• **Given instruction**
For the records below, say how many lines contain the string "type". Give the number only.

• **Raw records**
....................

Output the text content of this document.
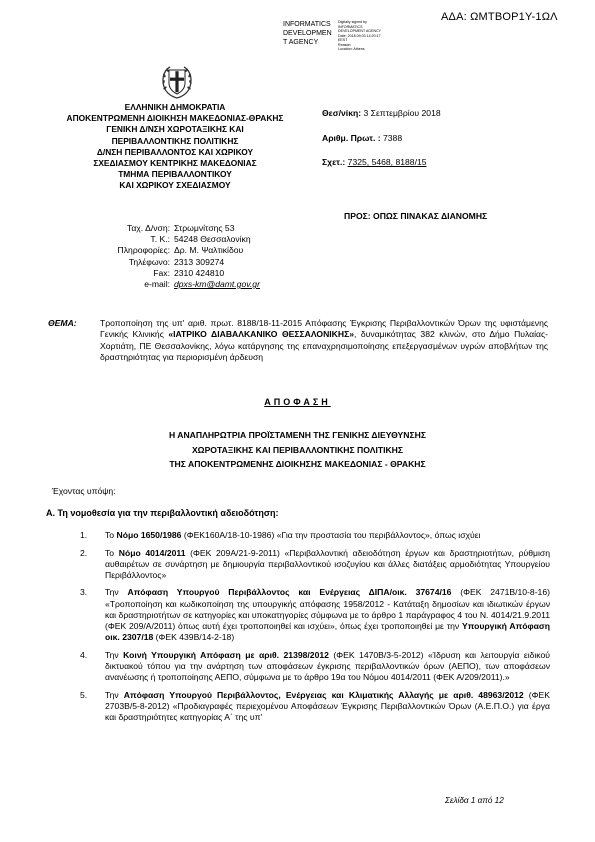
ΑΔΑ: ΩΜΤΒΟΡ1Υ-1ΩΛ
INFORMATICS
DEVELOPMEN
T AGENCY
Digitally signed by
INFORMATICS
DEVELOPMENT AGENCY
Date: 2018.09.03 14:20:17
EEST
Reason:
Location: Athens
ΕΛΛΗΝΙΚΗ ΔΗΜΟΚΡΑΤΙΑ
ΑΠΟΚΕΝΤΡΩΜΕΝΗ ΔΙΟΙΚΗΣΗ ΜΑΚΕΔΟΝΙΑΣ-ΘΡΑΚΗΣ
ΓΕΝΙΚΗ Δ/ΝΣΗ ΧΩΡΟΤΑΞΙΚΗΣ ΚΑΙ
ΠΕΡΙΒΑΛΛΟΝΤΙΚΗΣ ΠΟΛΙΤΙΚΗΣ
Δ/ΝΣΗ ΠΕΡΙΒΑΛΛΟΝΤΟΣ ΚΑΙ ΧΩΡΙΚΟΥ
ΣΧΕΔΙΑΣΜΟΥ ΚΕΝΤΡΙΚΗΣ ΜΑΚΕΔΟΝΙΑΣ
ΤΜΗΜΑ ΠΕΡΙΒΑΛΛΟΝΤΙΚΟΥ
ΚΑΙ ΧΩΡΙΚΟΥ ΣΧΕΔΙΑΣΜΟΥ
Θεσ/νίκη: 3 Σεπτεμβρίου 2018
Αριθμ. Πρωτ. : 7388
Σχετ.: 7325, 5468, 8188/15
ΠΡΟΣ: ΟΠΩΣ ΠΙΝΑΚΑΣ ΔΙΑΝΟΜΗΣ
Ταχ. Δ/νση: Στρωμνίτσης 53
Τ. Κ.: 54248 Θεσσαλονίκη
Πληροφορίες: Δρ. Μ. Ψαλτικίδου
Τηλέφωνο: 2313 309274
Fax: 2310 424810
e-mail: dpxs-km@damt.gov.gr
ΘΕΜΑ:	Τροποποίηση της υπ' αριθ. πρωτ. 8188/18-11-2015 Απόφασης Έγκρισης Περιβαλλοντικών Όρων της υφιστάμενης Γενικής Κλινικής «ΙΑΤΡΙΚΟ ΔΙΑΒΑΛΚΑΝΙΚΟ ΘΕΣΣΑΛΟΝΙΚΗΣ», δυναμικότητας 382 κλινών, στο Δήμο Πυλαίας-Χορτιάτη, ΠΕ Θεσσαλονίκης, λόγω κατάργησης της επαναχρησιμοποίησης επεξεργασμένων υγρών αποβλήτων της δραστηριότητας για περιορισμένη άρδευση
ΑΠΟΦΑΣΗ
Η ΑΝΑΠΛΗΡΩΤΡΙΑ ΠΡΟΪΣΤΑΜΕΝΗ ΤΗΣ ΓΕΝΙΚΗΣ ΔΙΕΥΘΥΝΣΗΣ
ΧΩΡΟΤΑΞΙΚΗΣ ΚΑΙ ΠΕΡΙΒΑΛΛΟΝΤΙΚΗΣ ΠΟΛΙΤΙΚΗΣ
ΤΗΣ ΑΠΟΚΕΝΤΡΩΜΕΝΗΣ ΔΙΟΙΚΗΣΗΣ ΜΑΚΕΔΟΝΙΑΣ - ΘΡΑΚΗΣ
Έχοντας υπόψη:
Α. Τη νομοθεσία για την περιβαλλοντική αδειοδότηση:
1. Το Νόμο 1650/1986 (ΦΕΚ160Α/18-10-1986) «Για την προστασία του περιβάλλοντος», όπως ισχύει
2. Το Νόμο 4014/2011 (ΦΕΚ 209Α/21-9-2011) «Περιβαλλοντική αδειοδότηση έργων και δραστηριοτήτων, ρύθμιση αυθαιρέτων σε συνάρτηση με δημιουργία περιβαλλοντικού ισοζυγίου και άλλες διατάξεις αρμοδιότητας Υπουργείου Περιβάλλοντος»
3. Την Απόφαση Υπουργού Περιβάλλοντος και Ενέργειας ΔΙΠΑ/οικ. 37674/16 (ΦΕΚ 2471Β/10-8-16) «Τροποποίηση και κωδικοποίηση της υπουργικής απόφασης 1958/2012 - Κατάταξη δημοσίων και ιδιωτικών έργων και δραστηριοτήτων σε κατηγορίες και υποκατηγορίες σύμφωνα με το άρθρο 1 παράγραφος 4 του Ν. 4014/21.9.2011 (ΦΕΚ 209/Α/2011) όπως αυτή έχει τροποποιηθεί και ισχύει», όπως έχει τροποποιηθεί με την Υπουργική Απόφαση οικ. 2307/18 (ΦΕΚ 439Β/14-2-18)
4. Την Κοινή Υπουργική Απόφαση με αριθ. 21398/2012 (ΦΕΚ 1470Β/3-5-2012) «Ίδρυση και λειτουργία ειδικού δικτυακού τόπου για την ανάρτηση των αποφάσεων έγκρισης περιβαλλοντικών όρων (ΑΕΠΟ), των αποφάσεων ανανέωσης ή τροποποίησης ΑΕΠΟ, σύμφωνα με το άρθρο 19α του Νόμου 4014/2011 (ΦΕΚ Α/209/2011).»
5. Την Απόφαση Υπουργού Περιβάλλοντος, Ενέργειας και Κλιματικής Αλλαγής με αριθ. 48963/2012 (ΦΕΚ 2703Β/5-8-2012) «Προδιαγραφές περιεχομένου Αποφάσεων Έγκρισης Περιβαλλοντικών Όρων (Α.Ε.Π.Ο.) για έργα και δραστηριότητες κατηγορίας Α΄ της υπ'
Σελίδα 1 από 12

....................

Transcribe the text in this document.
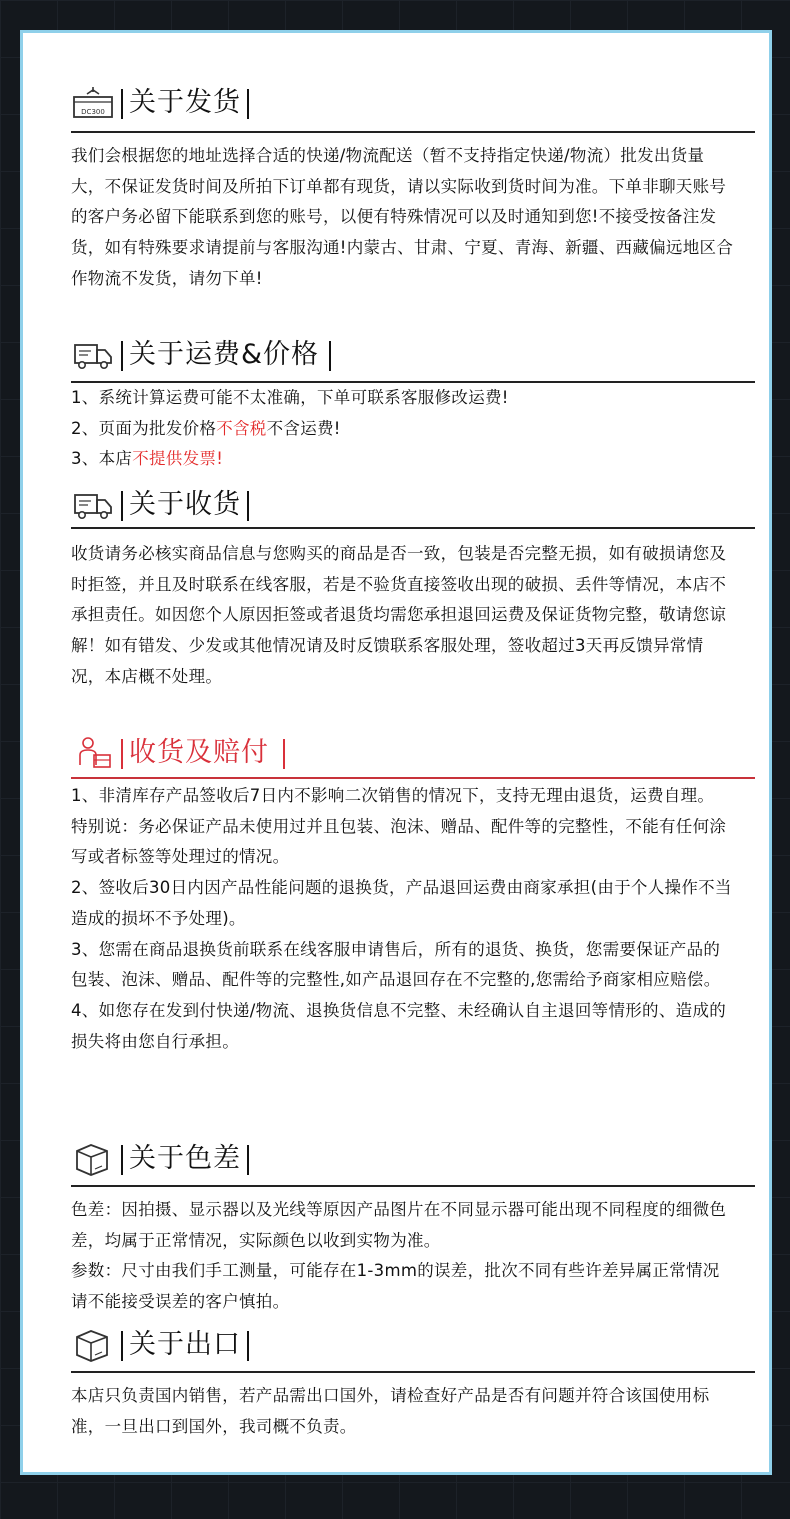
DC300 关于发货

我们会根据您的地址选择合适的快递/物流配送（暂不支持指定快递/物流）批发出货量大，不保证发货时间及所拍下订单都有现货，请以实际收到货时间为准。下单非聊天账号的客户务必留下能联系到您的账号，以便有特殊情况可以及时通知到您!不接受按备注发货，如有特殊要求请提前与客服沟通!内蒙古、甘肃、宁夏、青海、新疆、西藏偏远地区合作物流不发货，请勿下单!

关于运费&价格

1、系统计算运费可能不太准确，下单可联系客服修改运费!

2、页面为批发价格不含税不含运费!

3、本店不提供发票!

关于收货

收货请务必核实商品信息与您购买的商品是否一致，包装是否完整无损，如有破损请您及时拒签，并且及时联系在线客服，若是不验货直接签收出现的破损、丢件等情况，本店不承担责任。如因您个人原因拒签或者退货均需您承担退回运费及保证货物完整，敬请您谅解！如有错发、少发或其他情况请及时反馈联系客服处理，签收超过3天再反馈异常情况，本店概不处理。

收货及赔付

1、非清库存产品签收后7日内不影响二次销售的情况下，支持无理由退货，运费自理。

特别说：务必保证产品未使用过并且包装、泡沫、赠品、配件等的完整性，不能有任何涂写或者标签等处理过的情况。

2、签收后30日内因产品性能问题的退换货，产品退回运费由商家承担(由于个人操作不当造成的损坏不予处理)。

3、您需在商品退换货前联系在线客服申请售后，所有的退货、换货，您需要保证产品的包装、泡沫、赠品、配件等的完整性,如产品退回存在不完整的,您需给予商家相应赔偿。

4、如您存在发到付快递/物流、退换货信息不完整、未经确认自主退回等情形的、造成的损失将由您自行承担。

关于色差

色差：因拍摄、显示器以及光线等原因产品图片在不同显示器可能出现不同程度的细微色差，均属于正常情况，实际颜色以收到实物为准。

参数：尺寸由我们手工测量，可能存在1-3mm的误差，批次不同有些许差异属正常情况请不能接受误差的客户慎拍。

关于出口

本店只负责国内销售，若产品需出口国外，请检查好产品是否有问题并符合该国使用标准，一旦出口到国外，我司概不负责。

....................

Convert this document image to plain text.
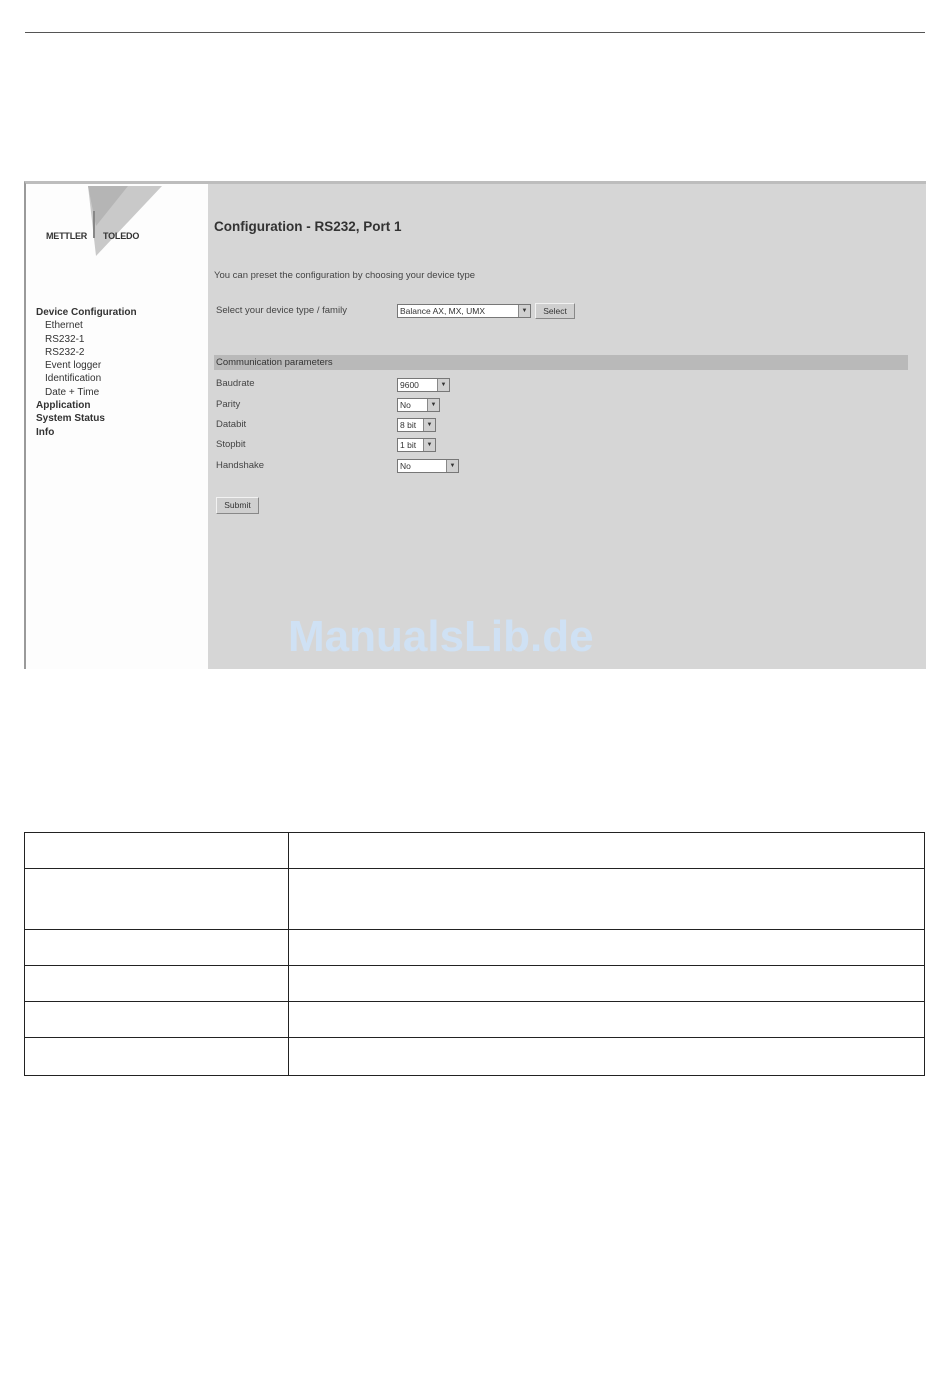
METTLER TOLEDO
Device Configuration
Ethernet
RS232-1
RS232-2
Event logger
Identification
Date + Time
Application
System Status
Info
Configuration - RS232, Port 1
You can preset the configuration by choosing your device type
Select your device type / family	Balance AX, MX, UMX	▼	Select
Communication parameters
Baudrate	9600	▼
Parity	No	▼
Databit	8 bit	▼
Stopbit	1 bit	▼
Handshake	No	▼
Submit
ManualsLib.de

....................

• **Exercise result**
2